— TASK INSTRUCTIONS —
Lines containing "locket" are to be counted. Report the count alone.

>>

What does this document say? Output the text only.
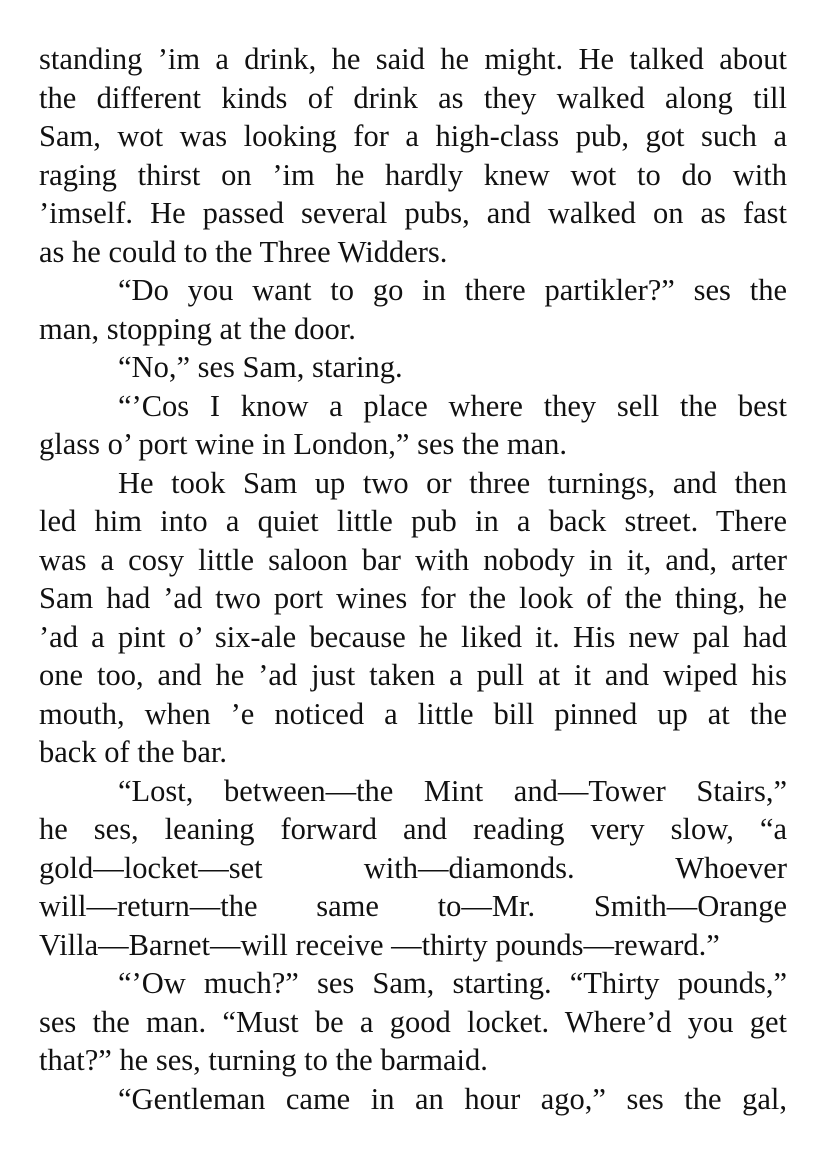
standing ’im a drink, he said he might. He talked about
the different kinds of drink as they walked along till
Sam, wot was looking for a high-class pub, got such a
raging thirst on ’im he hardly knew wot to do with
’imself. He passed several pubs, and walked on as fast
as he could to the Three Widders.

“Do you want to go in there partikler?” ses the
man, stopping at the door.

“No,” ses Sam, staring.

“’Cos I know a place where they sell the best
glass o’ port wine in London,” ses the man.

He took Sam up two or three turnings, and then
led him into a quiet little pub in a back street. There
was a cosy little saloon bar with nobody in it, and, arter
Sam had ’ad two port wines for the look of the thing, he
’ad a pint o’ six-ale because he liked it. His new pal had
one too, and he ’ad just taken a pull at it and wiped his
mouth, when ’e noticed a little bill pinned up at the
back of the bar.

“Lost, between—the Mint and—Tower Stairs,”
he ses, leaning forward and reading very slow, “a
gold—locket—set with—diamonds. Whoever
will—return—the same to—Mr. Smith—Orange
Villa—Barnet—will receive —thirty pounds—reward.”

“’Ow much?” ses Sam, starting. “Thirty pounds,”
ses the man. “Must be a good locket. Where’d you get
that?” he ses, turning to the barmaid.

“Gentleman came in an hour ago,” ses the gal,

<<

— SOLUTION FOR THIS PROBLEM —
2